Extracted records
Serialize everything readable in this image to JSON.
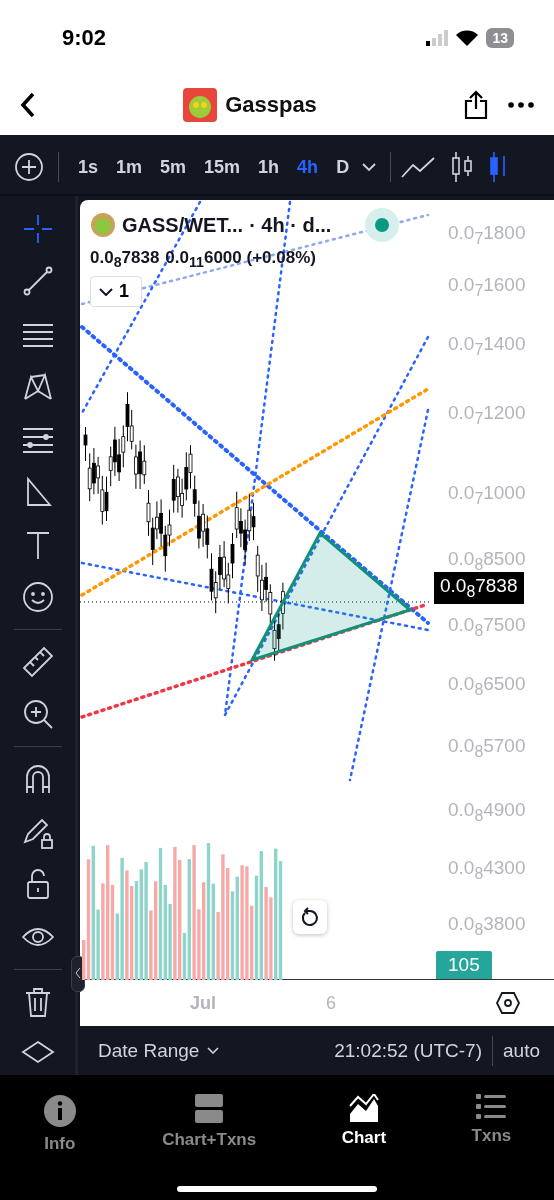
{
  "status_bar": {
    "time": "9:02",
    "battery": "13"
  },
  "header": {
    "title": "Gasspas"
  },
  "intervals": [
    {
      "label": "1s",
      "selected": false
    },
    {
      "label": "1m",
      "selected": false
    },
    {
      "label": "5m",
      "selected": false
    },
    {
      "label": "15m",
      "selected": false
    },
    {
      "label": "1h",
      "selected": false
    },
    {
      "label": "4h",
      "selected": true
    },
    {
      "label": "D",
      "selected": false
    }
  ],
  "tools": [
    {
      "kind": "crosshair",
      "selected": true
    },
    {
      "kind": "line",
      "selected": false
    },
    {
      "kind": "hlines",
      "selected": false
    },
    {
      "kind": "pattern",
      "selected": false
    },
    {
      "kind": "fib",
      "selected": false
    },
    {
      "kind": "triangle",
      "selected": false
    },
    {
      "kind": "text",
      "selected": false
    },
    {
      "kind": "emoji",
      "selected": false
    },
    {
      "kind": "ruler",
      "selected": false
    },
    {
      "kind": "zoom",
      "selected": false
    },
    {
      "kind": "magnet",
      "selected": false
    },
    {
      "kind": "pencil-lock",
      "selected": false
    },
    {
      "kind": "lock",
      "selected": false
    },
    {
      "kind": "eye",
      "selected": false
    },
    {
      "kind": "trash",
      "selected": false
    },
    {
      "kind": "layers",
      "selected": false
    }
  ],
  "legend": {
    "symbol": "GASS/WET...",
    "interval": "· 4h · d...",
    "price": "0.0$_{8}$7838",
    "change": "0.0$_{11}$6000 (+0.08%)",
    "indicators": "1"
  },
  "price_axis": [
    "0.0$_{7}$1800",
    "0.0$_{7}$1600",
    "0.0$_{7}$1400",
    "0.0$_{7}$1200",
    "0.0$_{7}$1000",
    "0.0$_{8}$8500",
    "0.0$_{8}$7500",
    "0.0$_{8}$6500",
    "0.0$_{8}$5700",
    "0.0$_{8}$4900",
    "0.0$_{8}$4300",
    "0.0$_{8}$3800"
  ],
  "last_price": "0.0$_{8}$7838",
  "volume_tag": "105",
  "time_axis": [
    "Jul",
    "6"
  ],
  "footer": {
    "range": "Date Range",
    "clock": "21:02:52 (UTC-7)",
    "scale": "auto"
  },
  "tabs": [
    {
      "label": "Info",
      "kind": "info",
      "selected": false
    },
    {
      "label": "Chart+Txns",
      "kind": "split",
      "selected": false
    },
    {
      "label": "Chart",
      "kind": "chart",
      "selected": true
    },
    {
      "label": "Txns",
      "kind": "list",
      "selected": false
    }
  ]
}
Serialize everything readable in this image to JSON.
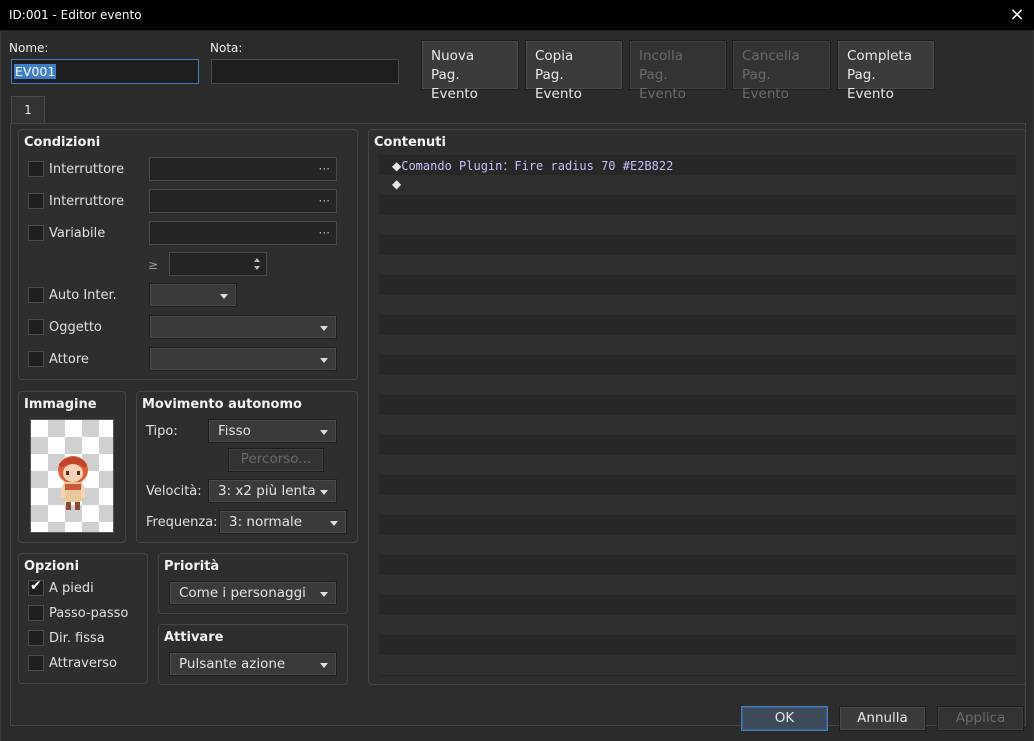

SHORT TASK: From start to finish, output the listing exactly, but omit its pictures.

ANSWER TO THIS EXERCISE:
Serialize everything readable in this image to JSON.
{
  "status_bar": {
    "time": "9:02",
    "battery": "13"
  },
  "header": {
    "title": "Gasspas"
  },
  "intervals": [
    {
      "label": "1s",
      "selected": false
    },
    {
      "label": "1m",
      "selected": false
    },
    {
      "label": "5m",
      "selected": false
    },
    {
      "label": "15m",
      "selected": false
    },
    {
      "label": "1h",
      "selected": false
    },
    {
      "label": "4h",
      "selected": true
    },
    {
      "label": "D",
      "selected": false
    }
  ],
  "tools": [
    {
      "kind": "crosshair",
      "selected": true
    },
    {
      "kind": "line",
      "selected": false
    },
    {
      "kind": "hlines",
      "selected": false
    },
    {
      "kind": "pattern",
      "selected": false
    },
    {
      "kind": "fib",
      "selected": false
    },
    {
      "kind": "triangle",
      "selected": false
    },
    {
      "kind": "text",
      "selected": false
    },
    {
      "kind": "emoji",
      "selected": false
    },
    {
      "kind": "ruler",
      "selected": false
    },
    {
      "kind": "zoom",
      "selected": false
    },
    {
      "kind": "magnet",
      "selected": false
    },
    {
      "kind": "pencil-lock",
      "selected": false
    },
    {
      "kind": "lock",
      "selected": false
    },
    {
      "kind": "eye",
      "selected": false
    },
    {
      "kind": "trash",
      "selected": false
    },
    {
      "kind": "layers",
      "selected": false
    }
  ],
  "legend": {
    "symbol": "GASS/WET...",
    "interval": "· 4h · d...",
    "price": "0.0$_{8}$7838",
    "change": "0.0$_{11}$6000 (+0.08%)",
    "indicators": "1"
  },
  "price_axis": [
    "0.0$_{7}$1800",
    "0.0$_{7}$1600",
    "0.0$_{7}$1400",
    "0.0$_{7}$1200",
    "0.0$_{7}$1000",
    "0.0$_{8}$8500",
    "0.0$_{8}$7500",
    "0.0$_{8}$6500",
    "0.0$_{8}$5700",
    "0.0$_{8}$4900",
    "0.0$_{8}$4300",
    "0.0$_{8}$3800"
  ],
  "last_price": "0.0$_{8}$7838",
  "volume_tag": "105",
  "time_axis": [
    "Jul",
    "6"
  ],
  "footer": {
    "range": "Date Range",
    "clock": "21:02:52 (UTC-7)",
    "scale": "auto"
  },
  "tabs": [
    {
      "label": "Info",
      "kind": "info",
      "selected": false
    },
    {
      "label": "Chart+Txns",
      "kind": "split",
      "selected": false
    },
    {
      "label": "Chart",
      "kind": "chart",
      "selected": true
    },
    {
      "label": "Txns",
      "kind": "list",
      "selected": false
    }
  ]
}
Serialize everything readable in this image to JSON.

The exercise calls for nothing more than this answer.